§ Written request
Can you restate the records below word for word?

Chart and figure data
****************************************

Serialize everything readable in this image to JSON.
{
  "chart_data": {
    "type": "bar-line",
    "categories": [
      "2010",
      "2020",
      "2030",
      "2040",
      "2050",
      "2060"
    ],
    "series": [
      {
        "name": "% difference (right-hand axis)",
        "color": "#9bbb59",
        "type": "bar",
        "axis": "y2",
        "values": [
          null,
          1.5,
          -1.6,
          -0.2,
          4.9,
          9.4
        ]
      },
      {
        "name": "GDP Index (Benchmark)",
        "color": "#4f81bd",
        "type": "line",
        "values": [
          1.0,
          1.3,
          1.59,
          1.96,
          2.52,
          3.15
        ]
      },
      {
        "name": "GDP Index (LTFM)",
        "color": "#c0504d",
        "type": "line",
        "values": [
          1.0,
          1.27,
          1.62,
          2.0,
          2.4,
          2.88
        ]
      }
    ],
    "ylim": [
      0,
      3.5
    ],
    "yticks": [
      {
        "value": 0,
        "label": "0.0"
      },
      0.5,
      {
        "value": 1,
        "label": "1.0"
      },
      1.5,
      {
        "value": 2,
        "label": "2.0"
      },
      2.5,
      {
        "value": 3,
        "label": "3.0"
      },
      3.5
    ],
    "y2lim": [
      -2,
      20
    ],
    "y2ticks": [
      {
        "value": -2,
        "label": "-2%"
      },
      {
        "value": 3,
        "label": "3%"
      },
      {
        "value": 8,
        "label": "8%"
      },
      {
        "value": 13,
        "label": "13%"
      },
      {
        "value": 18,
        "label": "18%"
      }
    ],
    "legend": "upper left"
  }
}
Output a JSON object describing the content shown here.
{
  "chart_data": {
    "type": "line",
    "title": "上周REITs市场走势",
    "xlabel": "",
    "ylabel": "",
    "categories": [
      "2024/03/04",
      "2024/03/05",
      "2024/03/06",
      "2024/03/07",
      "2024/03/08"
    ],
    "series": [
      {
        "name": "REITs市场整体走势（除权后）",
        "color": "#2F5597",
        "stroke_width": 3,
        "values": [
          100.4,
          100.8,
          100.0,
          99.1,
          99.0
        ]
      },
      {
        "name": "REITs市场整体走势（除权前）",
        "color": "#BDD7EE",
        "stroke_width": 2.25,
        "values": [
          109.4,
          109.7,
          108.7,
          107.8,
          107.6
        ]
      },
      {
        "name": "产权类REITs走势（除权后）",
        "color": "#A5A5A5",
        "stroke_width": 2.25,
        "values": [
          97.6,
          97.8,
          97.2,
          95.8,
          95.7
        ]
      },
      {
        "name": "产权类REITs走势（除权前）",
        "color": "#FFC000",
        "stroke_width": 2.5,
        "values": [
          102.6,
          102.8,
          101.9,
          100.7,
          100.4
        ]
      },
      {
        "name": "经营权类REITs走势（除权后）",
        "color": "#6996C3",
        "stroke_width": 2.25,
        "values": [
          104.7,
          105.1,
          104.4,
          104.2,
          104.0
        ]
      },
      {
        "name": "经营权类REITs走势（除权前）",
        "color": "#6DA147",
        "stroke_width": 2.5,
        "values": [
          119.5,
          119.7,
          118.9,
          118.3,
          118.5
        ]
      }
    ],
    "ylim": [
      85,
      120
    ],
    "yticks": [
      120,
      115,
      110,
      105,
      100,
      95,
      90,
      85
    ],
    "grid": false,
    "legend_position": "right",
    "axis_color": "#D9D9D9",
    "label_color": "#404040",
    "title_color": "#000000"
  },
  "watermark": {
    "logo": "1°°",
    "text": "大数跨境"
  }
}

****************************************

§ Answer for this exercise
Serialize everything readable in this image to JSON.
{
  "chart_data": {
    "type": "bar-line",
    "categories": [
      "2010",
      "2020",
      "2030",
      "2040",
      "2050",
      "2060"
    ],
    "series": [
      {
        "name": "% difference (right-hand axis)",
        "color": "#9bbb59",
        "type": "bar",
        "axis": "y2",
        "values": [
          null,
          1.5,
          -1.6,
          -0.2,
          4.9,
          9.4
        ]
      },
      {
        "name": "GDP Index (Benchmark)",
        "color": "#4f81bd",
        "type": "line",
        "values": [
          1.0,
          1.3,
          1.59,
          1.96,
          2.52,
          3.15
        ]
      },
      {
        "name": "GDP Index (LTFM)",
        "color": "#c0504d",
        "type": "line",
        "values": [
          1.0,
          1.27,
          1.62,
          2.0,
          2.4,
          2.88
        ]
      }
    ],
    "ylim": [
      0,
      3.5
    ],
    "yticks": [
      {
        "value": 0,
        "label": "0.0"
      },
      0.5,
      {
        "value": 1,
        "label": "1.0"
      },
      1.5,
      {
        "value": 2,
        "label": "2.0"
      },
      2.5,
      {
        "value": 3,
        "label": "3.0"
      },
      3.5
    ],
    "y2lim": [
      -2,
      20
    ],
    "y2ticks": [
      {
        "value": -2,
        "label": "-2%"
      },
      {
        "value": 3,
        "label": "3%"
      },
      {
        "value": 8,
        "label": "8%"
      },
      {
        "value": 13,
        "label": "13%"
      },
      {
        "value": 18,
        "label": "18%"
      }
    ],
    "legend": "upper left"
  }
}
Output a JSON object describing the content shown here.
{
  "chart_data": {
    "type": "line",
    "title": "上周REITs市场走势",
    "xlabel": "",
    "ylabel": "",
    "categories": [
      "2024/03/04",
      "2024/03/05",
      "2024/03/06",
      "2024/03/07",
      "2024/03/08"
    ],
    "series": [
      {
        "name": "REITs市场整体走势（除权后）",
        "color": "#2F5597",
        "stroke_width": 3,
        "values": [
          100.4,
          100.8,
          100.0,
          99.1,
          99.0
        ]
      },
      {
        "name": "REITs市场整体走势（除权前）",
        "color": "#BDD7EE",
        "stroke_width": 2.25,
        "values": [
          109.4,
          109.7,
          108.7,
          107.8,
          107.6
        ]
      },
      {
        "name": "产权类REITs走势（除权后）",
        "color": "#A5A5A5",
        "stroke_width": 2.25,
        "values": [
          97.6,
          97.8,
          97.2,
          95.8,
          95.7
        ]
      },
      {
        "name": "产权类REITs走势（除权前）",
        "color": "#FFC000",
        "stroke_width": 2.5,
        "values": [
          102.6,
          102.8,
          101.9,
          100.7,
          100.4
        ]
      },
      {
        "name": "经营权类REITs走势（除权后）",
        "color": "#6996C3",
        "stroke_width": 2.25,
        "values": [
          104.7,
          105.1,
          104.4,
          104.2,
          104.0
        ]
      },
      {
        "name": "经营权类REITs走势（除权前）",
        "color": "#6DA147",
        "stroke_width": 2.5,
        "values": [
          119.5,
          119.7,
          118.9,
          118.3,
          118.5
        ]
      }
    ],
    "ylim": [
      85,
      120
    ],
    "yticks": [
      120,
      115,
      110,
      105,
      100,
      95,
      90,
      85
    ],
    "grid": false,
    "legend_position": "right",
    "axis_color": "#D9D9D9",
    "label_color": "#404040",
    "title_color": "#000000"
  },
  "watermark": {
    "logo": "1°°",
    "text": "大数跨境"
  }
}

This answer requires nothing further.